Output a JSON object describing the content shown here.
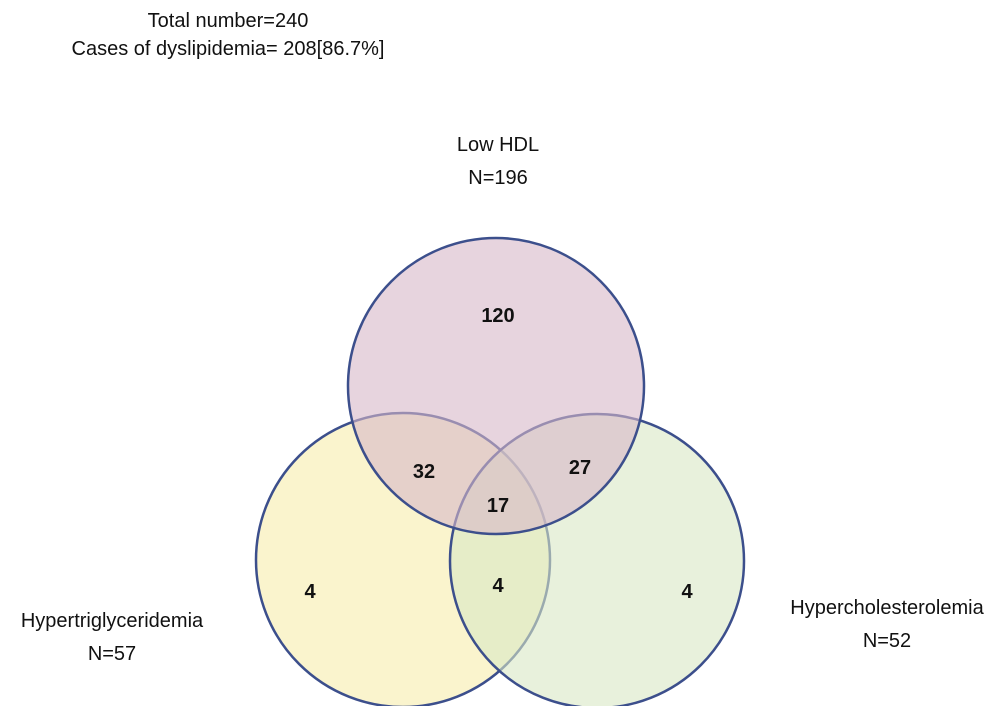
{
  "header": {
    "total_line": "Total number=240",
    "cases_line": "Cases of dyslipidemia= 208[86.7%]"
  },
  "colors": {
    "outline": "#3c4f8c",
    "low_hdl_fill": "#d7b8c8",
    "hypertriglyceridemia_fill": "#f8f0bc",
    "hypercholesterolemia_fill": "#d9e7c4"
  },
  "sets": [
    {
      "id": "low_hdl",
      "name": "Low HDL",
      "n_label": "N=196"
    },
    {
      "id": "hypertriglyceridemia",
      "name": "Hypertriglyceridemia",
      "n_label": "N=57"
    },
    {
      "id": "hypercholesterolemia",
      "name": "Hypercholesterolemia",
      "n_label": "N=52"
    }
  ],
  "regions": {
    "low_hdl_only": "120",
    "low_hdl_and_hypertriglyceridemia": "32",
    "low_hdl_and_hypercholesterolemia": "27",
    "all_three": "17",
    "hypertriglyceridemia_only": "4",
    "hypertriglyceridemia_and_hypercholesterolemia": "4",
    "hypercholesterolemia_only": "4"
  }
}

**PROBLEM REQUIREMENTS**
Retype each entry precisely. Skip images entirely.

**SOLUTION BELOW**
Output a JSON object describing the content shown here.
{
  "header": {
    "total_line": "Total number=240",
    "cases_line": "Cases of dyslipidemia= 208[86.7%]"
  },
  "colors": {
    "outline": "#3c4f8c",
    "low_hdl_fill": "#d7b8c8",
    "hypertriglyceridemia_fill": "#f8f0bc",
    "hypercholesterolemia_fill": "#d9e7c4"
  },
  "sets": [
    {
      "id": "low_hdl",
      "name": "Low HDL",
      "n_label": "N=196"
    },
    {
      "id": "hypertriglyceridemia",
      "name": "Hypertriglyceridemia",
      "n_label": "N=57"
    },
    {
      "id": "hypercholesterolemia",
      "name": "Hypercholesterolemia",
      "n_label": "N=52"
    }
  ],
  "regions": {
    "low_hdl_only": "120",
    "low_hdl_and_hypertriglyceridemia": "32",
    "low_hdl_and_hypercholesterolemia": "27",
    "all_three": "17",
    "hypertriglyceridemia_only": "4",
    "hypertriglyceridemia_and_hypercholesterolemia": "4",
    "hypercholesterolemia_only": "4"
  }
}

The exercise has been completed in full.